Problem to solve.
Do these statements agree with the Hadoop interview text below? Answer yes or no for each and quote the words of the text that decide it. 1. YARN is short for Yet Another Resource Negotiator. 2. Sqoop is used to transfer data between clusters. 3. Hive has four major components.

Page.
╔══

What is Hadoop MapReduce?

Ans. Hadoop MapReduce is a framework used to process large data sets in parallel across a Hadoop cluster.

How does the Hadoop MapReduce function?

Ans. When is MapReduce job is in progress, Hadoop sends the Map and Reduce tasks to the respective servers in the Hadoop cluster. The framework then aggregates all the data and manages all the related details of data passing, including task issues, task completion verification, and data copy.

Name Hadoop-specific data types that are used in a MapReduce program.

Ans. Some Hadoop-specific data types that are used in your MapReduce program are:

IntWritable
FloatWritable
ArrayWritable
DoubleWritable
MapWritable
ObjectWritable
BooleanWritable
LongWritable

Name the major configuration parameters required in a MapReduce program.

Ans. The following are the major configuration parameters in a MapReduce program:

Input location of the jobs in HDFS
Output location of the jobs in HDFS
The input format of data
The output format of data
Classes containing a map function
Classes containing a reduce function

What Is Apache Yarn?

Ans. YARN is an integral part of Hadoop 2.0 and is an abbreviation for Yet Another Resource Negotiator. It is a resource management layer of Hadoop and allows different data processing engines like graph processing, interactive processing, stream processing, and batch processing to run and process data stored in HDFS.

Name the main components of Apache Yarn.

Ans. ResourceManager and NodeManager are the two main components of YARN.

Name various Hadoop and YARN daemons.

Ans. Hadoop daemons are –

NameNode
Datanode
Secondary NameNode
YARN daemons
ResourceManager
NodeManager
JobHistoryServer

What is the standard path for Hadoop Sqoop scripts?

Ans. The standard path for Hadoop Sqoop scripts is –

/usr/bin/Hadoop Sqoop

What is the main difference between Sqoop and distCP?

Ans. DistCP is used for transferring data between clusters, while Sqoop is used for transferring data between Hadoop and RDBMS, only.

Explain the different components of a Hive architecture?

Ans. The different components of Hive architecture are:

User Interface: It offers an interface between the user and the hive. It enables users to submit queries to the system. The user interface creates a session handle to the query and sends it to the compiler to generate an execution plan for it.
Compiler: It generates the execution plan.
Execute Engine: It works like a bridge between the Hive and Hadoop to process the query.
Metastore: It stores the metadata information and sends the metadata to the compiler for the execution of the query on receiving the send metadata request.

Name the components used in Hive query processors?

Ans. The components used in Hive query processors are:

Parser
Optimizer
Operators
Execution Engine
Semantic Analyzer
User-Defined Functions
Logical Plan Generation
Physical Plan Generation

What are the major components of the Hive?

Ans. The Hive consists of 3 major components:

Clients
Services
Storage and Computing

Explain the key components of HBase?

Ans. The main/key components of HBase are:

Region server

It has the HBase tables that are divided horizontally into regions based on their key values. Each region server is a worker node and manages the read, writes, updates, and delete request from clients.

HMaster

It assigns regions to RegionServers for load balancing. HMaster monitors the Hadoop cluster. It is used when a client wants to change the schema and metadata operations.

╚══

Information shown.
╔══

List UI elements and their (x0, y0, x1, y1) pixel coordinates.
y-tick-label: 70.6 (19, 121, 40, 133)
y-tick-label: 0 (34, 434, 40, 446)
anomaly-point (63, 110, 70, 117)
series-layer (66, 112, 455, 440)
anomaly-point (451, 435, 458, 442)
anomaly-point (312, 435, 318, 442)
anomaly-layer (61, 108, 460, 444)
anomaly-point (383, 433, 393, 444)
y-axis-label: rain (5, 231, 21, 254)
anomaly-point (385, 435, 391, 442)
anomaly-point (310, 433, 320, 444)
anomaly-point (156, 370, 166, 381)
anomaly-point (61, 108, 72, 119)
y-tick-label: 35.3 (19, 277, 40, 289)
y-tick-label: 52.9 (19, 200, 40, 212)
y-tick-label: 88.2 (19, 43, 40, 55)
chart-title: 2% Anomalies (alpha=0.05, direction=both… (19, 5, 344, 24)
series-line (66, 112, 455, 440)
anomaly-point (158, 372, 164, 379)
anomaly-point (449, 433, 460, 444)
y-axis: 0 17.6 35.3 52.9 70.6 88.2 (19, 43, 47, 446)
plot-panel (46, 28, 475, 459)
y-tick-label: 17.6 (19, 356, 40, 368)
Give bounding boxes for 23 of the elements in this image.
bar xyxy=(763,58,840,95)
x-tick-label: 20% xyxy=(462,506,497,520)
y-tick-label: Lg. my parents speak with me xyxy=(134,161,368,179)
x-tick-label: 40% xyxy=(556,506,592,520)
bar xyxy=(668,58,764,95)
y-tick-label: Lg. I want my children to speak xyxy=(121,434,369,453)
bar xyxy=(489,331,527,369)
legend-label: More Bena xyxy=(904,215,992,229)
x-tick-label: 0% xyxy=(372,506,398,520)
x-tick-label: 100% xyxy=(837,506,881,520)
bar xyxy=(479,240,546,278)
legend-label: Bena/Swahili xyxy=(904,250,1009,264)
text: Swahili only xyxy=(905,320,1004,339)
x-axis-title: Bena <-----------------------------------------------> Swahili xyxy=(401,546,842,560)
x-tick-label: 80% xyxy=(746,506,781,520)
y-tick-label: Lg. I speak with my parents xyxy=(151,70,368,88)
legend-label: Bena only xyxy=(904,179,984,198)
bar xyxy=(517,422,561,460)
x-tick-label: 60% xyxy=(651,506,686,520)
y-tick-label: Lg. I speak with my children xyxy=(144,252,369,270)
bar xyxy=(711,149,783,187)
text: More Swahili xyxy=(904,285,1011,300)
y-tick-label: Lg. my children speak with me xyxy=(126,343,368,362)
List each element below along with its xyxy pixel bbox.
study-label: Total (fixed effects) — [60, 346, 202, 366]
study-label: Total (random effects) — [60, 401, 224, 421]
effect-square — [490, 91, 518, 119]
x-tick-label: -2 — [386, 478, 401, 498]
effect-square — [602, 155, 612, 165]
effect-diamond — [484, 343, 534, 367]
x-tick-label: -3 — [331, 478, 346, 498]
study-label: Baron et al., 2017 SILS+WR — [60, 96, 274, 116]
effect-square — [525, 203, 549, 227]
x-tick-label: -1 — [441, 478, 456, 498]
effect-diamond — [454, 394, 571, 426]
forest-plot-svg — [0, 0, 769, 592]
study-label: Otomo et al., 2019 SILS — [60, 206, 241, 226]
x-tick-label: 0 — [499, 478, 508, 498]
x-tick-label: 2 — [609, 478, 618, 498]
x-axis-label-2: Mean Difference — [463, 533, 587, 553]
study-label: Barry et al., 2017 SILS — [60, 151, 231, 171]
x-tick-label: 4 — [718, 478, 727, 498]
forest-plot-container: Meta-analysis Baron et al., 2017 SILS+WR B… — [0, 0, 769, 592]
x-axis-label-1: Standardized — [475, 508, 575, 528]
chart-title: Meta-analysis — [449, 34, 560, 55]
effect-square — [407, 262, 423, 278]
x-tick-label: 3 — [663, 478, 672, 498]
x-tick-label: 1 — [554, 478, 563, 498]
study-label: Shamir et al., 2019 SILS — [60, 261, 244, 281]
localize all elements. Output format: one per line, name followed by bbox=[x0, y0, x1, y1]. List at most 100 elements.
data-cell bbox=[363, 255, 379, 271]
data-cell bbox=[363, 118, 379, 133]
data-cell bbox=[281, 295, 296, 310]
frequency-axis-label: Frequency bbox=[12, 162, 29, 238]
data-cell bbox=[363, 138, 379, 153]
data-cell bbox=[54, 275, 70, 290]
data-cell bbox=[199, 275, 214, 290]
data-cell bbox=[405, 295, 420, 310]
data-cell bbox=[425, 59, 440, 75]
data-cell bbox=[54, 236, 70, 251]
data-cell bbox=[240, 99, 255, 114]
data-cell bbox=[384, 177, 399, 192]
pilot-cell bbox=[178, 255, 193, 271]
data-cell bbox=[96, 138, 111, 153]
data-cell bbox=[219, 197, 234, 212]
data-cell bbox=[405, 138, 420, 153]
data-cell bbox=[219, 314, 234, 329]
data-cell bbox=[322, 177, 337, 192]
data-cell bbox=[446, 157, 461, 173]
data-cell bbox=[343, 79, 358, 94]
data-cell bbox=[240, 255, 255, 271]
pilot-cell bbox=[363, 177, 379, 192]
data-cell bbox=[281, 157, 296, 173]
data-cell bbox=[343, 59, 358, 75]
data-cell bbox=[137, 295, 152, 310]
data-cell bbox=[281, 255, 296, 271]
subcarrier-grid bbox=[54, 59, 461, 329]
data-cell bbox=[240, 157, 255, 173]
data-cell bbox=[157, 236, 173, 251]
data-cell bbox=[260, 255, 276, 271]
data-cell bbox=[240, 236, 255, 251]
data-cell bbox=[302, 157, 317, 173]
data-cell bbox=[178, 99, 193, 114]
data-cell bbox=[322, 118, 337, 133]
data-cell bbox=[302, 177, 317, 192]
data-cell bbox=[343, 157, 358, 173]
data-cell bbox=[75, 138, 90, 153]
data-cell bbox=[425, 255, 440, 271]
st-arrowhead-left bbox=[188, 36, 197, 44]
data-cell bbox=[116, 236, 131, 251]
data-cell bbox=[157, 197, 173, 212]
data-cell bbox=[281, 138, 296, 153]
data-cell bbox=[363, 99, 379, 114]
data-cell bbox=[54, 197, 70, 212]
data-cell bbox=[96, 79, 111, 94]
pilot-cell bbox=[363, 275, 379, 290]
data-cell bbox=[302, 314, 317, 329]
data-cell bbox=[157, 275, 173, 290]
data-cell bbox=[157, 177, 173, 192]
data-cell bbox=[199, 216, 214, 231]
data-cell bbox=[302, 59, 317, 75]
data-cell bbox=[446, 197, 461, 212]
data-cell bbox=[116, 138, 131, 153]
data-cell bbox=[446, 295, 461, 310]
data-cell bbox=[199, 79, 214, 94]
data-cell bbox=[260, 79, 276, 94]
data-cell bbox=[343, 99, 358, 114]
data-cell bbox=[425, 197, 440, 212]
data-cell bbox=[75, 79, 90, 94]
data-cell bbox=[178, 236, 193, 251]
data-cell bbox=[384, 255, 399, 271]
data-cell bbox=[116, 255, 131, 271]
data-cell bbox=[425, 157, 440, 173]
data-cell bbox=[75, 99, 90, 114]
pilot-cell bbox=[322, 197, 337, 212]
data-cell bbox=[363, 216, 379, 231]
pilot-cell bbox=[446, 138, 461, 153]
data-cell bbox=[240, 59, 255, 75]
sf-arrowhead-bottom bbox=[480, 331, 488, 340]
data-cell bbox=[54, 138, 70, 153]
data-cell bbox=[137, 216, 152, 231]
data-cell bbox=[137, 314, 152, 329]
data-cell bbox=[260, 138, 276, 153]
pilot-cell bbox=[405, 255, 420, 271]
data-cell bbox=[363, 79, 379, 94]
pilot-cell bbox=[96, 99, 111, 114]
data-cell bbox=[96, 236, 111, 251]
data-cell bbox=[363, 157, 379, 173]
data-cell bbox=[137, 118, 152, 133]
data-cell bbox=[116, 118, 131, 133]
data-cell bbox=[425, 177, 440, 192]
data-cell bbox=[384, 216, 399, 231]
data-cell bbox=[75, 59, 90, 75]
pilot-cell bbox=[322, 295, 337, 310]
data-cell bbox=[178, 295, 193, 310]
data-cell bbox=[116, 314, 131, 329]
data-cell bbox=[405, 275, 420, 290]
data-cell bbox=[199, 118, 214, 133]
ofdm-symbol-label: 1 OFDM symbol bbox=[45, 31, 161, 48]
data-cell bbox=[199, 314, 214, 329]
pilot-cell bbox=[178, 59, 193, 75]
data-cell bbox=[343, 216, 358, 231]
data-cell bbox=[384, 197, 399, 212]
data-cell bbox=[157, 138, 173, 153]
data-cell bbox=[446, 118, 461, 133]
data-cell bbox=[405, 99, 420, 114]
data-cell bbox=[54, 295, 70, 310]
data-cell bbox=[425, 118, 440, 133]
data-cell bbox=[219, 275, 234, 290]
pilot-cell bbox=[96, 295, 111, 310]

╚══

Reply.
1. Yes: "is an abbreviation for Yet Another Resource Negotiator"
2. No: "DistCP is used for transferring data between clusters, while Sqoop is used for transferring data between Hadoop and RDBMS, only."
3. No: "The Hive consists of 3 major components"